▸ STATED TASK:
Give the listing again exactly, omitting its images.

▸ RECORDS SHOWN:
[START]

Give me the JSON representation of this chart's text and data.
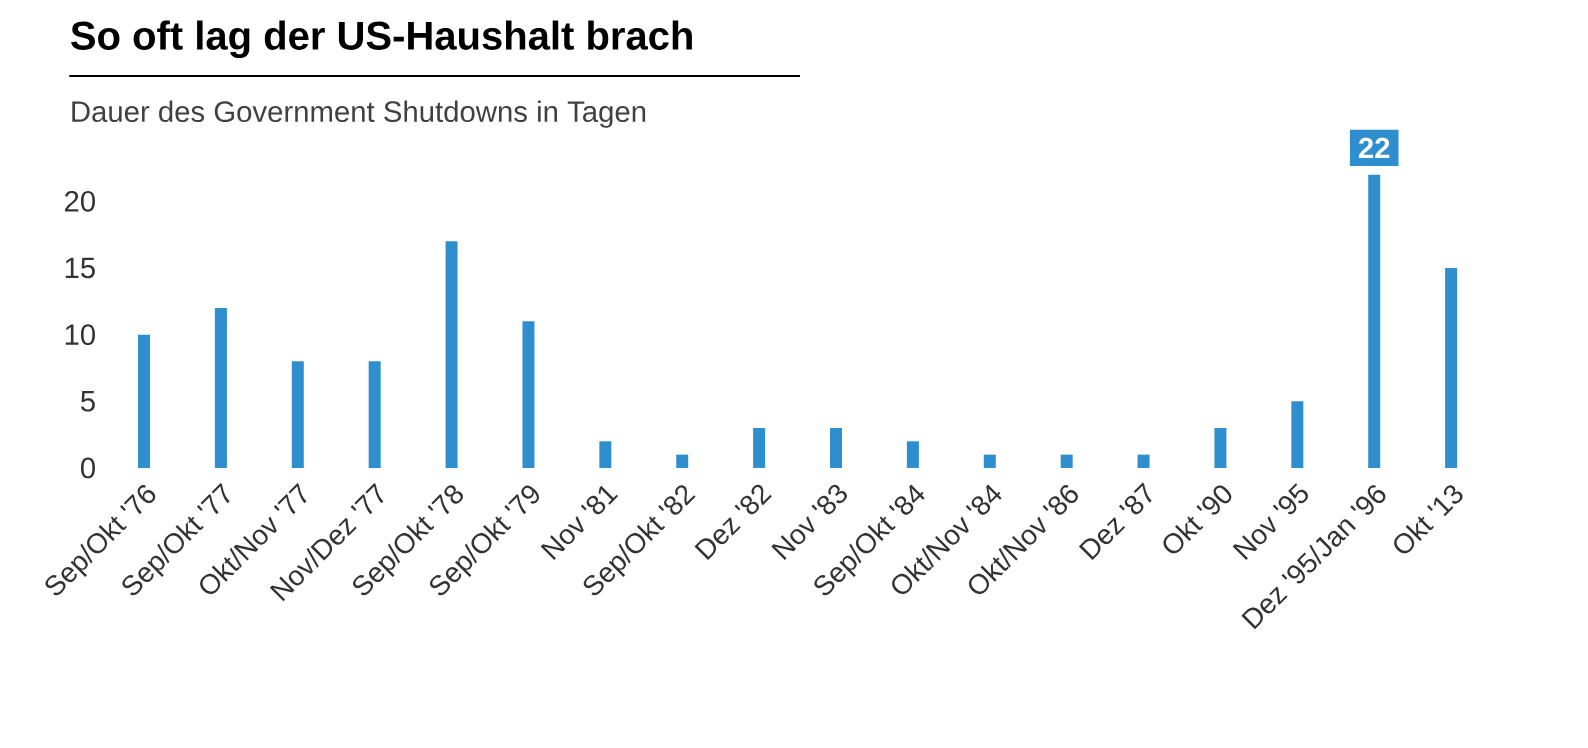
{
  "chart_data": {
    "type": "bar",
    "title": "So oft lag der US-Haushalt brach",
    "subtitle": "Dauer des Government Shutdowns in Tagen",
    "categories": [
      "Sep/Okt '76",
      "Sep/Okt '77",
      "Okt/Nov '77",
      "Nov/Dez '77",
      "Sep/Okt '78",
      "Sep/Okt '79",
      "Nov '81",
      "Sep/Okt '82",
      "Dez '82",
      "Nov '83",
      "Sep/Okt '84",
      "Okt/Nov '84",
      "Okt/Nov '86",
      "Dez '87",
      "Okt '90",
      "Nov '95",
      "Dez '95/Jan '96",
      "Okt '13"
    ],
    "values": [
      10,
      12,
      8,
      8,
      17,
      11,
      2,
      1,
      3,
      3,
      2,
      1,
      1,
      1,
      3,
      5,
      22,
      15
    ],
    "value_labels": [
      null,
      null,
      null,
      null,
      null,
      null,
      null,
      null,
      null,
      null,
      null,
      null,
      null,
      null,
      null,
      null,
      "22",
      null
    ],
    "color": "#2f8fce",
    "ylim": [
      0,
      22
    ],
    "yticks": [
      0,
      5,
      10,
      15,
      20
    ],
    "grid": false
  }
}
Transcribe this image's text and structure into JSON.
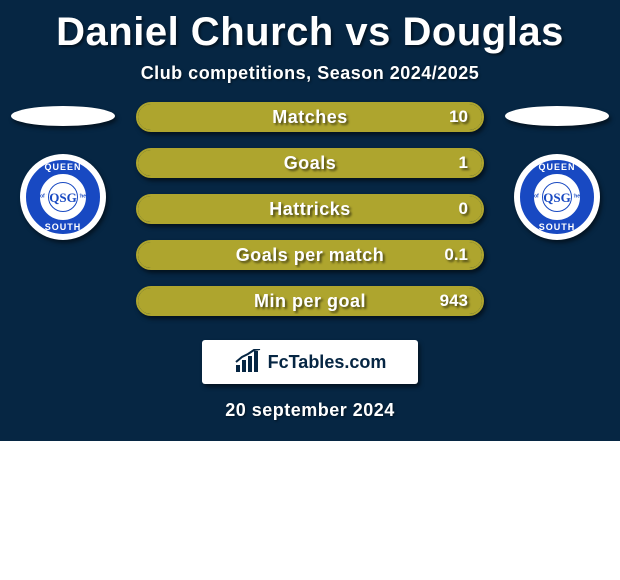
{
  "title": "Daniel Church vs Douglas",
  "subtitle": "Club competitions, Season 2024/2025",
  "date": "20 september 2024",
  "brand": "FcTables.com",
  "colors": {
    "card_bg": "#062643",
    "left_fill": "#aea52e",
    "right_fill": "#aea52e",
    "row_border": "#aea52e",
    "text": "#ffffff",
    "crest_ring": "#1849c2"
  },
  "left": {
    "country_oval_color": "#ffffff",
    "crest_top": "QUEEN",
    "crest_bot": "SOUTH",
    "crest_side": "of the",
    "crest_mono": "QSG"
  },
  "right": {
    "country_oval_color": "#ffffff",
    "crest_top": "QUEEN",
    "crest_bot": "SOUTH",
    "crest_side": "of the",
    "crest_mono": "QSG"
  },
  "rows": [
    {
      "label": "Matches",
      "left": "",
      "right": "10",
      "left_pct": 50,
      "right_pct": 50
    },
    {
      "label": "Goals",
      "left": "",
      "right": "1",
      "left_pct": 50,
      "right_pct": 50
    },
    {
      "label": "Hattricks",
      "left": "",
      "right": "0",
      "left_pct": 50,
      "right_pct": 50
    },
    {
      "label": "Goals per match",
      "left": "",
      "right": "0.1",
      "left_pct": 50,
      "right_pct": 50
    },
    {
      "label": "Min per goal",
      "left": "",
      "right": "943",
      "left_pct": 50,
      "right_pct": 50
    }
  ]
}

[END]

▸ ANSWER:
Give me the JSON representation of this chart's text and data.
{
  "chart_data": {
    "type": "bar",
    "title": "So oft lag der US-Haushalt brach",
    "subtitle": "Dauer des Government Shutdowns in Tagen",
    "categories": [
      "Sep/Okt '76",
      "Sep/Okt '77",
      "Okt/Nov '77",
      "Nov/Dez '77",
      "Sep/Okt '78",
      "Sep/Okt '79",
      "Nov '81",
      "Sep/Okt '82",
      "Dez '82",
      "Nov '83",
      "Sep/Okt '84",
      "Okt/Nov '84",
      "Okt/Nov '86",
      "Dez '87",
      "Okt '90",
      "Nov '95",
      "Dez '95/Jan '96",
      "Okt '13"
    ],
    "values": [
      10,
      12,
      8,
      8,
      17,
      11,
      2,
      1,
      3,
      3,
      2,
      1,
      1,
      1,
      3,
      5,
      22,
      15
    ],
    "value_labels": [
      null,
      null,
      null,
      null,
      null,
      null,
      null,
      null,
      null,
      null,
      null,
      null,
      null,
      null,
      null,
      null,
      "22",
      null
    ],
    "color": "#2f8fce",
    "ylim": [
      0,
      22
    ],
    "yticks": [
      0,
      5,
      10,
      15,
      20
    ],
    "grid": false
  }
}
Transcribe this image's text and structure into JSON.
{
  "title": "Daniel Church vs Douglas",
  "subtitle": "Club competitions, Season 2024/2025",
  "date": "20 september 2024",
  "brand": "FcTables.com",
  "colors": {
    "card_bg": "#062643",
    "left_fill": "#aea52e",
    "right_fill": "#aea52e",
    "row_border": "#aea52e",
    "text": "#ffffff",
    "crest_ring": "#1849c2"
  },
  "left": {
    "country_oval_color": "#ffffff",
    "crest_top": "QUEEN",
    "crest_bot": "SOUTH",
    "crest_side": "of the",
    "crest_mono": "QSG"
  },
  "right": {
    "country_oval_color": "#ffffff",
    "crest_top": "QUEEN",
    "crest_bot": "SOUTH",
    "crest_side": "of the",
    "crest_mono": "QSG"
  },
  "rows": [
    {
      "label": "Matches",
      "left": "",
      "right": "10",
      "left_pct": 50,
      "right_pct": 50
    },
    {
      "label": "Goals",
      "left": "",
      "right": "1",
      "left_pct": 50,
      "right_pct": 50
    },
    {
      "label": "Hattricks",
      "left": "",
      "right": "0",
      "left_pct": 50,
      "right_pct": 50
    },
    {
      "label": "Goals per match",
      "left": "",
      "right": "0.1",
      "left_pct": 50,
      "right_pct": 50
    },
    {
      "label": "Min per goal",
      "left": "",
      "right": "943",
      "left_pct": 50,
      "right_pct": 50
    }
  ]
}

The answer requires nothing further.